*Goal*: Write the entries out again exactly as they stand, but without the pictures.

◇ ◇ ◇ ◇ ◇ ◇ ◇

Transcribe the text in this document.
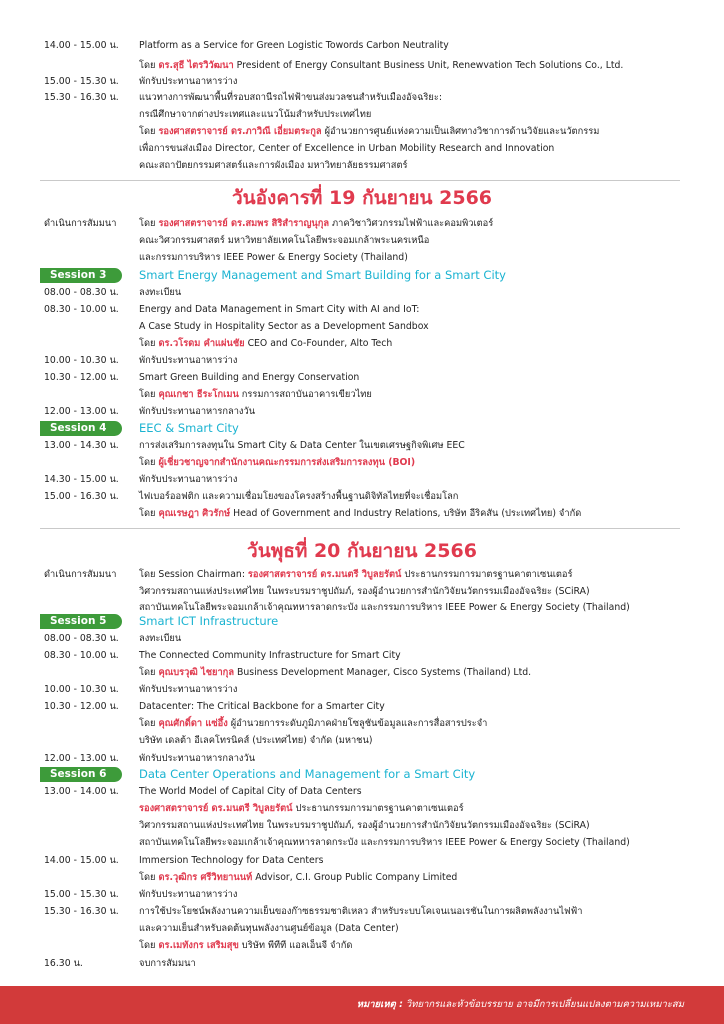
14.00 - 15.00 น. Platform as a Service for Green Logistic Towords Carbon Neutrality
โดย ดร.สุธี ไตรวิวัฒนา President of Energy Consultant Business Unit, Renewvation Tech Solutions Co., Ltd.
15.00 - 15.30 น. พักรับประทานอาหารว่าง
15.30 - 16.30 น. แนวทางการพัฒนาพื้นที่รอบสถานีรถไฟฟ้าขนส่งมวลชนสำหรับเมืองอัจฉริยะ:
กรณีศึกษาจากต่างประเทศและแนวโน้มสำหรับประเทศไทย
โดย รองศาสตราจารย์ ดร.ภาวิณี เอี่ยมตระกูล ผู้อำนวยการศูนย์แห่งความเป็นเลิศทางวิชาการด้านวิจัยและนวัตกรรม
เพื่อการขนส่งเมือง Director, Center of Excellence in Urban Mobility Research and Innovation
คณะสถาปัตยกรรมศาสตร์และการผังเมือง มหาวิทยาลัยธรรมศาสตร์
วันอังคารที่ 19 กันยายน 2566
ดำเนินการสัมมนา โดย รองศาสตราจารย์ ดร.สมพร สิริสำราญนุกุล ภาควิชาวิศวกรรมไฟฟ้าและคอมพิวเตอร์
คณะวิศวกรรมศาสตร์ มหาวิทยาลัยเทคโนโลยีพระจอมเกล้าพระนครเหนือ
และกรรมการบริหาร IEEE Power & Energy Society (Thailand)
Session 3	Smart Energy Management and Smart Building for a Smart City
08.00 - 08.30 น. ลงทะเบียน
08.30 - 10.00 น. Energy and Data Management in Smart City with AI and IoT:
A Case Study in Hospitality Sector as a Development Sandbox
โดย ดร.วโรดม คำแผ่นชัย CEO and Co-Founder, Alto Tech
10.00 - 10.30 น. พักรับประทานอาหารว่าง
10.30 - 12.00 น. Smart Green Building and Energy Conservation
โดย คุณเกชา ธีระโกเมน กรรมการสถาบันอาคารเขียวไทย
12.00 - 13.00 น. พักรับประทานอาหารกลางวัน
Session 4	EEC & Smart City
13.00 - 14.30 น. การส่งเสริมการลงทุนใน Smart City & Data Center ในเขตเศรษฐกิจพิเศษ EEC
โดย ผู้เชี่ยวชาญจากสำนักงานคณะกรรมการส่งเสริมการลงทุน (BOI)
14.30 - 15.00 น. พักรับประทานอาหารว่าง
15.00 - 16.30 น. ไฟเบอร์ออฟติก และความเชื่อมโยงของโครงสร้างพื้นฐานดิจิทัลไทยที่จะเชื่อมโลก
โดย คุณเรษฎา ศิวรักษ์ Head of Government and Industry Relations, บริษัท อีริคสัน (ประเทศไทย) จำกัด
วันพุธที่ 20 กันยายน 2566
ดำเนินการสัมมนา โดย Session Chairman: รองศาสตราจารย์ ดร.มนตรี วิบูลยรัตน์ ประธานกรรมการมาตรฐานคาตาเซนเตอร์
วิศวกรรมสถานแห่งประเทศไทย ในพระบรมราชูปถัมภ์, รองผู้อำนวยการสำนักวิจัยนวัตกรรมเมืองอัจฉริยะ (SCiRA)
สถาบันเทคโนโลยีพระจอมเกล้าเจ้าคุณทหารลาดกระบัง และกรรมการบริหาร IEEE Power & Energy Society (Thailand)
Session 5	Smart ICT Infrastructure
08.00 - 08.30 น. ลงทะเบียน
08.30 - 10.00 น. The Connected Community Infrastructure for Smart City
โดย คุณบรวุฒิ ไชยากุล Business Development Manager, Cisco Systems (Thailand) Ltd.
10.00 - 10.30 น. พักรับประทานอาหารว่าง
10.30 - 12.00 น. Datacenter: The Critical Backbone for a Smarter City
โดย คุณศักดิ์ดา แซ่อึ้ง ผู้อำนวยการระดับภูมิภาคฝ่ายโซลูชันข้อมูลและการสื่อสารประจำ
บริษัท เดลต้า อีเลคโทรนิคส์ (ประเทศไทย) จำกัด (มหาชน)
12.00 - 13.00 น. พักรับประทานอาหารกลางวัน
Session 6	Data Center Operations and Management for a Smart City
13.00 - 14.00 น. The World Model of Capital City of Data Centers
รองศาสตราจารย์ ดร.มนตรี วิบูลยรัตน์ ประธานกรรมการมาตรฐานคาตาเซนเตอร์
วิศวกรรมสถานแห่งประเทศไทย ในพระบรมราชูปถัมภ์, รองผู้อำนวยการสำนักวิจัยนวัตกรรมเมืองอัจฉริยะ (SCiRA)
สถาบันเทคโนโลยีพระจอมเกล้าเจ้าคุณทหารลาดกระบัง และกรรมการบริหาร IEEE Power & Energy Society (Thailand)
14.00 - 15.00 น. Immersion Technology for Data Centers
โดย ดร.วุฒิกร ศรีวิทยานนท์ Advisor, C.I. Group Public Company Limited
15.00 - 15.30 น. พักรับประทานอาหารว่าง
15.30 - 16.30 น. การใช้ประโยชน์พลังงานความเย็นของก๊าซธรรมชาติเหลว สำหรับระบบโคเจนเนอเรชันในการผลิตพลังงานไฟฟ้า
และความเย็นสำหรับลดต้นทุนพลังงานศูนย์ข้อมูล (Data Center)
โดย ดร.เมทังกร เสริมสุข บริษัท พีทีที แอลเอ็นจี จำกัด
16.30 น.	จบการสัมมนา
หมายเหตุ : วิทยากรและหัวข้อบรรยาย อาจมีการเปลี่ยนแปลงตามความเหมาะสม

◇ ◇ ◇ ◇ ◇ ◇ ◇

*Worked solution*:
Transcribe the text in this document.
14.00 - 15.00 น. Platform as a Service for Green Logistic Towords Carbon Neutrality
โดย ดร.สุธี ไตรวิวัฒนา President of Energy Consultant Business Unit, Renewvation Tech Solutions Co., Ltd.
15.00 - 15.30 น. พักรับประทานอาหารว่าง
15.30 - 16.30 น. แนวทางการพัฒนาพื้นที่รอบสถานีรถไฟฟ้าขนส่งมวลชนสำหรับเมืองอัจฉริยะ:
กรณีศึกษาจากต่างประเทศและแนวโน้มสำหรับประเทศไทย
โดย รองศาสตราจารย์ ดร.ภาวิณี เอี่ยมตระกูล ผู้อำนวยการศูนย์แห่งความเป็นเลิศทางวิชาการด้านวิจัยและนวัตกรรม
เพื่อการขนส่งเมือง Director, Center of Excellence in Urban Mobility Research and Innovation
คณะสถาปัตยกรรมศาสตร์และการผังเมือง มหาวิทยาลัยธรรมศาสตร์
วันอังคารที่ 19 กันยายน 2566
ดำเนินการสัมมนา โดย รองศาสตราจารย์ ดร.สมพร สิริสำราญนุกุล ภาควิชาวิศวกรรมไฟฟ้าและคอมพิวเตอร์
คณะวิศวกรรมศาสตร์ มหาวิทยาลัยเทคโนโลยีพระจอมเกล้าพระนครเหนือ
และกรรมการบริหาร IEEE Power & Energy Society (Thailand)
Session 3	Smart Energy Management and Smart Building for a Smart City
08.00 - 08.30 น. ลงทะเบียน
08.30 - 10.00 น. Energy and Data Management in Smart City with AI and IoT:
A Case Study in Hospitality Sector as a Development Sandbox
โดย ดร.วโรดม คำแผ่นชัย CEO and Co-Founder, Alto Tech
10.00 - 10.30 น. พักรับประทานอาหารว่าง
10.30 - 12.00 น. Smart Green Building and Energy Conservation
โดย คุณเกชา ธีระโกเมน กรรมการสถาบันอาคารเขียวไทย
12.00 - 13.00 น. พักรับประทานอาหารกลางวัน
Session 4	EEC & Smart City
13.00 - 14.30 น. การส่งเสริมการลงทุนใน Smart City & Data Center ในเขตเศรษฐกิจพิเศษ EEC
โดย ผู้เชี่ยวชาญจากสำนักงานคณะกรรมการส่งเสริมการลงทุน (BOI)
14.30 - 15.00 น. พักรับประทานอาหารว่าง
15.00 - 16.30 น. ไฟเบอร์ออฟติก และความเชื่อมโยงของโครงสร้างพื้นฐานดิจิทัลไทยที่จะเชื่อมโลก
โดย คุณเรษฎา ศิวรักษ์ Head of Government and Industry Relations, บริษัท อีริคสัน (ประเทศไทย) จำกัด
วันพุธที่ 20 กันยายน 2566
ดำเนินการสัมมนา โดย Session Chairman: รองศาสตราจารย์ ดร.มนตรี วิบูลยรัตน์ ประธานกรรมการมาตรฐานคาตาเซนเตอร์
วิศวกรรมสถานแห่งประเทศไทย ในพระบรมราชูปถัมภ์, รองผู้อำนวยการสำนักวิจัยนวัตกรรมเมืองอัจฉริยะ (SCiRA)
สถาบันเทคโนโลยีพระจอมเกล้าเจ้าคุณทหารลาดกระบัง และกรรมการบริหาร IEEE Power & Energy Society (Thailand)
Session 5	Smart ICT Infrastructure
08.00 - 08.30 น. ลงทะเบียน
08.30 - 10.00 น. The Connected Community Infrastructure for Smart City
โดย คุณบรวุฒิ ไชยากุล Business Development Manager, Cisco Systems (Thailand) Ltd.
10.00 - 10.30 น. พักรับประทานอาหารว่าง
10.30 - 12.00 น. Datacenter: The Critical Backbone for a Smarter City
โดย คุณศักดิ์ดา แซ่อึ้ง ผู้อำนวยการระดับภูมิภาคฝ่ายโซลูชันข้อมูลและการสื่อสารประจำ
บริษัท เดลต้า อีเลคโทรนิคส์ (ประเทศไทย) จำกัด (มหาชน)
12.00 - 13.00 น. พักรับประทานอาหารกลางวัน
Session 6	Data Center Operations and Management for a Smart City
13.00 - 14.00 น. The World Model of Capital City of Data Centers
รองศาสตราจารย์ ดร.มนตรี วิบูลยรัตน์ ประธานกรรมการมาตรฐานคาตาเซนเตอร์
วิศวกรรมสถานแห่งประเทศไทย ในพระบรมราชูปถัมภ์, รองผู้อำนวยการสำนักวิจัยนวัตกรรมเมืองอัจฉริยะ (SCiRA)
สถาบันเทคโนโลยีพระจอมเกล้าเจ้าคุณทหารลาดกระบัง และกรรมการบริหาร IEEE Power & Energy Society (Thailand)
14.00 - 15.00 น. Immersion Technology for Data Centers
โดย ดร.วุฒิกร ศรีวิทยานนท์ Advisor, C.I. Group Public Company Limited
15.00 - 15.30 น. พักรับประทานอาหารว่าง
15.30 - 16.30 น. การใช้ประโยชน์พลังงานความเย็นของก๊าซธรรมชาติเหลว สำหรับระบบโคเจนเนอเรชันในการผลิตพลังงานไฟฟ้า
และความเย็นสำหรับลดต้นทุนพลังงานศูนย์ข้อมูล (Data Center)
โดย ดร.เมทังกร เสริมสุข บริษัท พีทีที แอลเอ็นจี จำกัด
16.30 น.	จบการสัมมนา
หมายเหตุ : วิทยากรและหัวข้อบรรยาย อาจมีการเปลี่ยนแปลงตามความเหมาะสม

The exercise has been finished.